**GOAL:** Nothing should be left out: output all of the entries exactly.

[Start of INFORMATION SUPPLIED]

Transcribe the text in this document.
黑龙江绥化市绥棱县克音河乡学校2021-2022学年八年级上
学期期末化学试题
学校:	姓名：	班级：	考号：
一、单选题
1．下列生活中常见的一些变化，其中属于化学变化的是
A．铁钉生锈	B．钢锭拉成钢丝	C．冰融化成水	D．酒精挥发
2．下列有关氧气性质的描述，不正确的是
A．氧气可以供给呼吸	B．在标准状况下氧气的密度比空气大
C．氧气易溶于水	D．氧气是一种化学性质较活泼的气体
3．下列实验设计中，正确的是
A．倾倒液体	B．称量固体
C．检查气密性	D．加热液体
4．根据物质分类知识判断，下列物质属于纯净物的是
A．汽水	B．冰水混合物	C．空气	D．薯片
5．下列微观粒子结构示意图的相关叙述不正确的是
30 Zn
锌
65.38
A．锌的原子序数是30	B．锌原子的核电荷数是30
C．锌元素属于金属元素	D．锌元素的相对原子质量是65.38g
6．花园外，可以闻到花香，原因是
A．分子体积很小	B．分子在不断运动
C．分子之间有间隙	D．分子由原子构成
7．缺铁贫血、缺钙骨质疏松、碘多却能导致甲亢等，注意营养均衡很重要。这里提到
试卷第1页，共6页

[End of INFORMATION SUPPLIED]

**CORRECT OUTPUT:**
Transcribe the text in this document.
黑龙江绥化市绥棱县克音河乡学校2021-2022学年八年级上
学期期末化学试题
学校:	姓名：	班级：	考号：
一、单选题
1．下列生活中常见的一些变化，其中属于化学变化的是
A．铁钉生锈	B．钢锭拉成钢丝	C．冰融化成水	D．酒精挥发
2．下列有关氧气性质的描述，不正确的是
A．氧气可以供给呼吸	B．在标准状况下氧气的密度比空气大
C．氧气易溶于水	D．氧气是一种化学性质较活泼的气体
3．下列实验设计中，正确的是
A．倾倒液体	B．称量固体
C．检查气密性	D．加热液体
4．根据物质分类知识判断，下列物质属于纯净物的是
A．汽水	B．冰水混合物	C．空气	D．薯片
5．下列微观粒子结构示意图的相关叙述不正确的是
30 Zn
锌
65.38
A．锌的原子序数是30	B．锌原子的核电荷数是30
C．锌元素属于金属元素	D．锌元素的相对原子质量是65.38g
6．花园外，可以闻到花香，原因是
A．分子体积很小	B．分子在不断运动
C．分子之间有间隙	D．分子由原子构成
7．缺铁贫血、缺钙骨质疏松、碘多却能导致甲亢等，注意营养均衡很重要。这里提到
试卷第1页，共6页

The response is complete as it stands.